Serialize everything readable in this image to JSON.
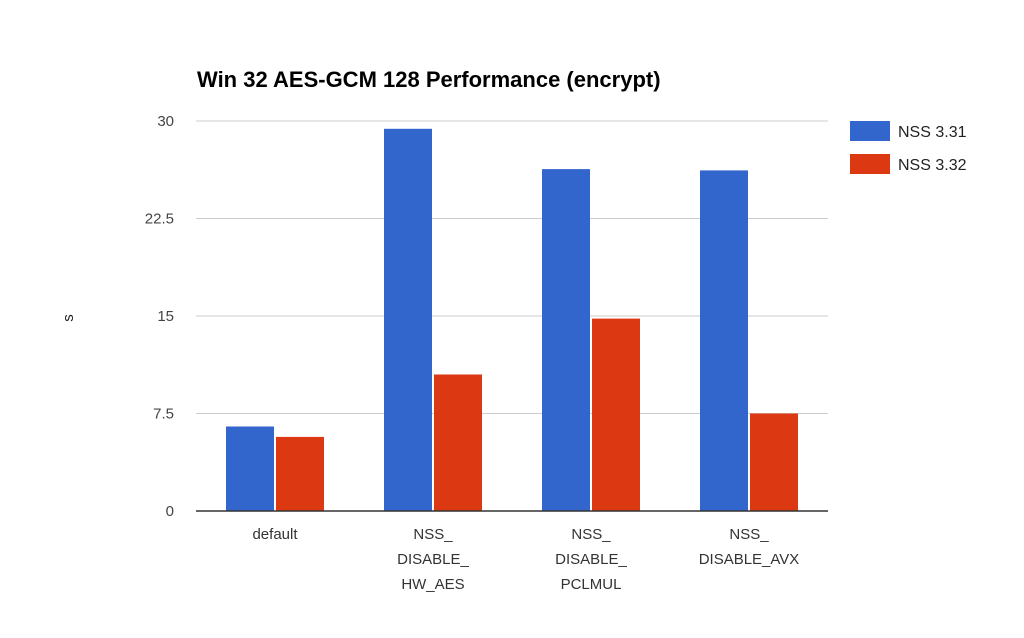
{
  "chart_data": {
    "type": "bar",
    "title": "Win 32 AES-GCM 128 Performance (encrypt)",
    "xlabel": "",
    "ylabel": "s",
    "ylim": [
      0,
      30
    ],
    "yticks": [
      "0",
      "7.5",
      "15",
      "22.5",
      "30"
    ],
    "ytick_values": [
      0,
      7.5,
      15,
      22.5,
      30
    ],
    "grid": true,
    "legend_position": "right",
    "categories": [
      [
        "default"
      ],
      [
        "NSS_",
        "DISABLE_",
        "HW_AES"
      ],
      [
        "NSS_",
        "DISABLE_",
        "PCLMUL"
      ],
      [
        "NSS_",
        "DISABLE_AVX"
      ]
    ],
    "series": [
      {
        "name": "NSS 3.31",
        "color": "#3366cc",
        "values": [
          6.5,
          29.4,
          26.3,
          26.2
        ]
      },
      {
        "name": "NSS 3.32",
        "color": "#dc3912",
        "values": [
          5.7,
          10.5,
          14.8,
          7.5
        ]
      }
    ]
  }
}
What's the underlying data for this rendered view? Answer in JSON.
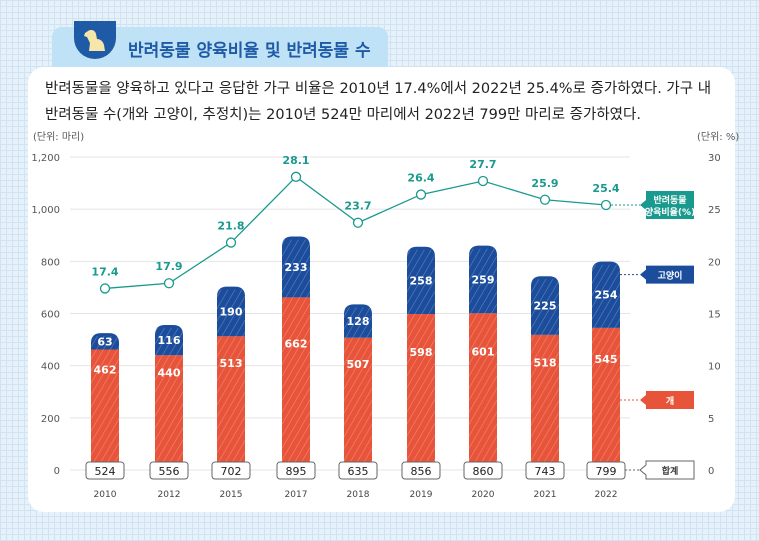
{
  "header": {
    "title": "반려동물 양육비율 및 반려동물 수",
    "icon": "dog-icon"
  },
  "lead": "반려동물을 양육하고 있다고 응답한 가구 비율은 2010년 17.4%에서 2022년 25.4%로 증가하였다. 가구 내 반려동물 수(개와 고양이, 추정치)는 2010년 524만 마리에서 2022년 799만 마리로 증가하였다.",
  "chart_data": {
    "type": "bar+line",
    "categories": [
      "2010",
      "2012",
      "2015",
      "2017",
      "2018",
      "2019",
      "2020",
      "2021",
      "2022"
    ],
    "left_unit": "(단위: 마리)",
    "right_unit": "(단위: %)",
    "left_ticks": [
      "0",
      "200",
      "400",
      "600",
      "800",
      "1,000",
      "1,200"
    ],
    "right_ticks": [
      "0",
      "5",
      "10",
      "15",
      "20",
      "25",
      "30"
    ],
    "ylim_left": [
      0,
      1200
    ],
    "ylim_right": [
      0,
      30
    ],
    "series": [
      {
        "name": "개",
        "values": [
          462,
          440,
          513,
          662,
          507,
          598,
          601,
          518,
          545
        ],
        "color": "#e8543a"
      },
      {
        "name": "고양이",
        "values": [
          63,
          116,
          190,
          233,
          128,
          258,
          259,
          225,
          254
        ],
        "color": "#1b4d9c"
      },
      {
        "name": "합계",
        "values": [
          524,
          556,
          702,
          895,
          635,
          856,
          860,
          743,
          799
        ]
      },
      {
        "name": "반려동물 양육비율(%)",
        "values": [
          17.4,
          17.9,
          21.8,
          28.1,
          23.7,
          26.4,
          27.7,
          25.9,
          25.4
        ],
        "color": "#1a9a8e"
      }
    ],
    "grid": true
  }
}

..........

● What you need to do: Copy out all the records exactly, excluding pictures.

● Exercise solution:
Serialize everything readable in this image to JSON.
{
  "chart_data": {
    "type": "bar",
    "title": "Win 32 AES-GCM 128 Performance (encrypt)",
    "xlabel": "",
    "ylabel": "s",
    "ylim": [
      0,
      30
    ],
    "yticks": [
      "0",
      "7.5",
      "15",
      "22.5",
      "30"
    ],
    "ytick_values": [
      0,
      7.5,
      15,
      22.5,
      30
    ],
    "grid": true,
    "legend_position": "right",
    "categories": [
      [
        "default"
      ],
      [
        "NSS_",
        "DISABLE_",
        "HW_AES"
      ],
      [
        "NSS_",
        "DISABLE_",
        "PCLMUL"
      ],
      [
        "NSS_",
        "DISABLE_AVX"
      ]
    ],
    "series": [
      {
        "name": "NSS 3.31",
        "color": "#3366cc",
        "values": [
          6.5,
          29.4,
          26.3,
          26.2
        ]
      },
      {
        "name": "NSS 3.32",
        "color": "#dc3912",
        "values": [
          5.7,
          10.5,
          14.8,
          7.5
        ]
      }
    ]
  }
}
What's the underlying data for this rendered view? Answer in JSON.
{
  "header": {
    "title": "반려동물 양육비율 및 반려동물 수",
    "icon": "dog-icon"
  },
  "lead": "반려동물을 양육하고 있다고 응답한 가구 비율은 2010년 17.4%에서 2022년 25.4%로 증가하였다. 가구 내 반려동물 수(개와 고양이, 추정치)는 2010년 524만 마리에서 2022년 799만 마리로 증가하였다.",
  "chart_data": {
    "type": "bar+line",
    "categories": [
      "2010",
      "2012",
      "2015",
      "2017",
      "2018",
      "2019",
      "2020",
      "2021",
      "2022"
    ],
    "left_unit": "(단위: 마리)",
    "right_unit": "(단위: %)",
    "left_ticks": [
      "0",
      "200",
      "400",
      "600",
      "800",
      "1,000",
      "1,200"
    ],
    "right_ticks": [
      "0",
      "5",
      "10",
      "15",
      "20",
      "25",
      "30"
    ],
    "ylim_left": [
      0,
      1200
    ],
    "ylim_right": [
      0,
      30
    ],
    "series": [
      {
        "name": "개",
        "values": [
          462,
          440,
          513,
          662,
          507,
          598,
          601,
          518,
          545
        ],
        "color": "#e8543a"
      },
      {
        "name": "고양이",
        "values": [
          63,
          116,
          190,
          233,
          128,
          258,
          259,
          225,
          254
        ],
        "color": "#1b4d9c"
      },
      {
        "name": "합계",
        "values": [
          524,
          556,
          702,
          895,
          635,
          856,
          860,
          743,
          799
        ]
      },
      {
        "name": "반려동물 양육비율(%)",
        "values": [
          17.4,
          17.9,
          21.8,
          28.1,
          23.7,
          26.4,
          27.7,
          25.9,
          25.4
        ],
        "color": "#1a9a8e"
      }
    ],
    "grid": true
  }
}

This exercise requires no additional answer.